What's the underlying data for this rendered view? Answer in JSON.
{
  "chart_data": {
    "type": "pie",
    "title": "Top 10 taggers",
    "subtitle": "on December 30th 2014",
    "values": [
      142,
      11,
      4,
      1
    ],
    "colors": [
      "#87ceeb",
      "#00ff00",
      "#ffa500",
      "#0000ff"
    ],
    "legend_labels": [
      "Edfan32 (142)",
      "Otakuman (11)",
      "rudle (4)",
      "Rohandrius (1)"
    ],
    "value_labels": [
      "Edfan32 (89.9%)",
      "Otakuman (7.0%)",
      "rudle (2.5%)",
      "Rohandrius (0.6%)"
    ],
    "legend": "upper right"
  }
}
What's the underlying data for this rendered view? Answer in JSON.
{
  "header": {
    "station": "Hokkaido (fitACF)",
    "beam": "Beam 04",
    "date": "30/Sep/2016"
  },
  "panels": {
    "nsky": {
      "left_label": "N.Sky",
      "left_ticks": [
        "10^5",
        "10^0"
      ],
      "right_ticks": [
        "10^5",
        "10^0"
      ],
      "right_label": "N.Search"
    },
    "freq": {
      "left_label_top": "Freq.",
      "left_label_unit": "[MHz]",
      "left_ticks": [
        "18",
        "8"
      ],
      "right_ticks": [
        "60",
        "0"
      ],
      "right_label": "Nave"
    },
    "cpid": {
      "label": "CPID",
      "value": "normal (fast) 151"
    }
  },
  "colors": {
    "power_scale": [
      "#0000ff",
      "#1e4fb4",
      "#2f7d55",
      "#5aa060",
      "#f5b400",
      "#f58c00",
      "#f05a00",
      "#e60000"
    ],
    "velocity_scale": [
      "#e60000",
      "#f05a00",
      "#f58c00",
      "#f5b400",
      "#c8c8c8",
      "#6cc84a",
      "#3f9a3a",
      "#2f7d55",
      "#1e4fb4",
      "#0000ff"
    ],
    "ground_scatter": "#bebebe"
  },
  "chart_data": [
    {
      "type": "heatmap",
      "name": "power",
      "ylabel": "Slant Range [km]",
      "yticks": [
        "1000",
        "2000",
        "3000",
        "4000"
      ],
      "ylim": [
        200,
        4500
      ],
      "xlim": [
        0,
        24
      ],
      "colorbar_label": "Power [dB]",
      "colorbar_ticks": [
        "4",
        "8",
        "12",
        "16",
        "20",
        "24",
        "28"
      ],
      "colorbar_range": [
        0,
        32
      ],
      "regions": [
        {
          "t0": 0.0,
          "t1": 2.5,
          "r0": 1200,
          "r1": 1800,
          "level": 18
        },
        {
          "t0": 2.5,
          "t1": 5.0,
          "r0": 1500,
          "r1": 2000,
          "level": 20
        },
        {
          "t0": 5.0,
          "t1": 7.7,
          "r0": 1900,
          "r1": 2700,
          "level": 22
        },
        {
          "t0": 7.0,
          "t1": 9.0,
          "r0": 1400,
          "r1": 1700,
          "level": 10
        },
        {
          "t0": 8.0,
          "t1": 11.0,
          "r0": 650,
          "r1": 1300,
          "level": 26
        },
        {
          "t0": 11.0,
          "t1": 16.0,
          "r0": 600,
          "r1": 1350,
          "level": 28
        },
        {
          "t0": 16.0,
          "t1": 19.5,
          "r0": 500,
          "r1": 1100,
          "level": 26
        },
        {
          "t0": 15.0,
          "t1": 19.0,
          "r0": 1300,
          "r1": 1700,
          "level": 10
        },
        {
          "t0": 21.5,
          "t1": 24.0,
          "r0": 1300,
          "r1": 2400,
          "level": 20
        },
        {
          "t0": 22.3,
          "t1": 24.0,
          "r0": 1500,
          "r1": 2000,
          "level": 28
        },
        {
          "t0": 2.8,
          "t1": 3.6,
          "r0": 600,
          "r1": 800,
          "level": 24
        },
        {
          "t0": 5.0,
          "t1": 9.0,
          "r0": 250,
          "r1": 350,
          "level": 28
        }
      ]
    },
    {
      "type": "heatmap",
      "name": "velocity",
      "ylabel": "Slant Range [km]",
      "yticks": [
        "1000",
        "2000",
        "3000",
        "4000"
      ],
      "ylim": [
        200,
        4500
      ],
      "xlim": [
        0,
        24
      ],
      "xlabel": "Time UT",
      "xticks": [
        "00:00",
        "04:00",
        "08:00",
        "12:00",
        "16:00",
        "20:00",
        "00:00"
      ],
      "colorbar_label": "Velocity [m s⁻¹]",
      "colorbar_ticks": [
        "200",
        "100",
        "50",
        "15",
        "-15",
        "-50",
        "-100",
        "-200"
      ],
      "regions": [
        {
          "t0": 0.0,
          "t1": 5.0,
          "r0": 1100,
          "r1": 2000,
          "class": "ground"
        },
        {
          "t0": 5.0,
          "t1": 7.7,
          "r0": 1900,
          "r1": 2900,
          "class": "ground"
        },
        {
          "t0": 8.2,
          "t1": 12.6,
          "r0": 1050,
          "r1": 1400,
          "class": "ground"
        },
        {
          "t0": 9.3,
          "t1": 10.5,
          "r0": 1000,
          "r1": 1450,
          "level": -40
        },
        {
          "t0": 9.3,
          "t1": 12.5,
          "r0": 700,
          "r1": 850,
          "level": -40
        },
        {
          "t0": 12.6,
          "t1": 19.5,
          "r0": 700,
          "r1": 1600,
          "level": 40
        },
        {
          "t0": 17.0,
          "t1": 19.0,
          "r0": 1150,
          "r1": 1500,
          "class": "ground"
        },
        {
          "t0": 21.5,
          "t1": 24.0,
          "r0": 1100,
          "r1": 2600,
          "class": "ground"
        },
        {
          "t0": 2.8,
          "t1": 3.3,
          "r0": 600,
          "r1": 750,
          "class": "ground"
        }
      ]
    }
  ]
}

• **Your goal**: Restate each entry exactly, skipping none.

• **Response to this task**:
What's the underlying data for this rendered view? Answer in JSON.
{
  "chart_data": {
    "type": "pie",
    "title": "Top 10 taggers",
    "subtitle": "on December 30th 2014",
    "values": [
      142,
      11,
      4,
      1
    ],
    "colors": [
      "#87ceeb",
      "#00ff00",
      "#ffa500",
      "#0000ff"
    ],
    "legend_labels": [
      "Edfan32 (142)",
      "Otakuman (11)",
      "rudle (4)",
      "Rohandrius (1)"
    ],
    "value_labels": [
      "Edfan32 (89.9%)",
      "Otakuman (7.0%)",
      "rudle (2.5%)",
      "Rohandrius (0.6%)"
    ],
    "legend": "upper right"
  }
}
What's the underlying data for this rendered view? Answer in JSON.
{
  "header": {
    "station": "Hokkaido (fitACF)",
    "beam": "Beam 04",
    "date": "30/Sep/2016"
  },
  "panels": {
    "nsky": {
      "left_label": "N.Sky",
      "left_ticks": [
        "10^5",
        "10^0"
      ],
      "right_ticks": [
        "10^5",
        "10^0"
      ],
      "right_label": "N.Search"
    },
    "freq": {
      "left_label_top": "Freq.",
      "left_label_unit": "[MHz]",
      "left_ticks": [
        "18",
        "8"
      ],
      "right_ticks": [
        "60",
        "0"
      ],
      "right_label": "Nave"
    },
    "cpid": {
      "label": "CPID",
      "value": "normal (fast) 151"
    }
  },
  "colors": {
    "power_scale": [
      "#0000ff",
      "#1e4fb4",
      "#2f7d55",
      "#5aa060",
      "#f5b400",
      "#f58c00",
      "#f05a00",
      "#e60000"
    ],
    "velocity_scale": [
      "#e60000",
      "#f05a00",
      "#f58c00",
      "#f5b400",
      "#c8c8c8",
      "#6cc84a",
      "#3f9a3a",
      "#2f7d55",
      "#1e4fb4",
      "#0000ff"
    ],
    "ground_scatter": "#bebebe"
  },
  "chart_data": [
    {
      "type": "heatmap",
      "name": "power",
      "ylabel": "Slant Range [km]",
      "yticks": [
        "1000",
        "2000",
        "3000",
        "4000"
      ],
      "ylim": [
        200,
        4500
      ],
      "xlim": [
        0,
        24
      ],
      "colorbar_label": "Power [dB]",
      "colorbar_ticks": [
        "4",
        "8",
        "12",
        "16",
        "20",
        "24",
        "28"
      ],
      "colorbar_range": [
        0,
        32
      ],
      "regions": [
        {
          "t0": 0.0,
          "t1": 2.5,
          "r0": 1200,
          "r1": 1800,
          "level": 18
        },
        {
          "t0": 2.5,
          "t1": 5.0,
          "r0": 1500,
          "r1": 2000,
          "level": 20
        },
        {
          "t0": 5.0,
          "t1": 7.7,
          "r0": 1900,
          "r1": 2700,
          "level": 22
        },
        {
          "t0": 7.0,
          "t1": 9.0,
          "r0": 1400,
          "r1": 1700,
          "level": 10
        },
        {
          "t0": 8.0,
          "t1": 11.0,
          "r0": 650,
          "r1": 1300,
          "level": 26
        },
        {
          "t0": 11.0,
          "t1": 16.0,
          "r0": 600,
          "r1": 1350,
          "level": 28
        },
        {
          "t0": 16.0,
          "t1": 19.5,
          "r0": 500,
          "r1": 1100,
          "level": 26
        },
        {
          "t0": 15.0,
          "t1": 19.0,
          "r0": 1300,
          "r1": 1700,
          "level": 10
        },
        {
          "t0": 21.5,
          "t1": 24.0,
          "r0": 1300,
          "r1": 2400,
          "level": 20
        },
        {
          "t0": 22.3,
          "t1": 24.0,
          "r0": 1500,
          "r1": 2000,
          "level": 28
        },
        {
          "t0": 2.8,
          "t1": 3.6,
          "r0": 600,
          "r1": 800,
          "level": 24
        },
        {
          "t0": 5.0,
          "t1": 9.0,
          "r0": 250,
          "r1": 350,
          "level": 28
        }
      ]
    },
    {
      "type": "heatmap",
      "name": "velocity",
      "ylabel": "Slant Range [km]",
      "yticks": [
        "1000",
        "2000",
        "3000",
        "4000"
      ],
      "ylim": [
        200,
        4500
      ],
      "xlim": [
        0,
        24
      ],
      "xlabel": "Time UT",
      "xticks": [
        "00:00",
        "04:00",
        "08:00",
        "12:00",
        "16:00",
        "20:00",
        "00:00"
      ],
      "colorbar_label": "Velocity [m s⁻¹]",
      "colorbar_ticks": [
        "200",
        "100",
        "50",
        "15",
        "-15",
        "-50",
        "-100",
        "-200"
      ],
      "regions": [
        {
          "t0": 0.0,
          "t1": 5.0,
          "r0": 1100,
          "r1": 2000,
          "class": "ground"
        },
        {
          "t0": 5.0,
          "t1": 7.7,
          "r0": 1900,
          "r1": 2900,
          "class": "ground"
        },
        {
          "t0": 8.2,
          "t1": 12.6,
          "r0": 1050,
          "r1": 1400,
          "class": "ground"
        },
        {
          "t0": 9.3,
          "t1": 10.5,
          "r0": 1000,
          "r1": 1450,
          "level": -40
        },
        {
          "t0": 9.3,
          "t1": 12.5,
          "r0": 700,
          "r1": 850,
          "level": -40
        },
        {
          "t0": 12.6,
          "t1": 19.5,
          "r0": 700,
          "r1": 1600,
          "level": 40
        },
        {
          "t0": 17.0,
          "t1": 19.0,
          "r0": 1150,
          "r1": 1500,
          "class": "ground"
        },
        {
          "t0": 21.5,
          "t1": 24.0,
          "r0": 1100,
          "r1": 2600,
          "class": "ground"
        },
        {
          "t0": 2.8,
          "t1": 3.3,
          "r0": 600,
          "r1": 750,
          "class": "ground"
        }
      ]
    }
  ]
}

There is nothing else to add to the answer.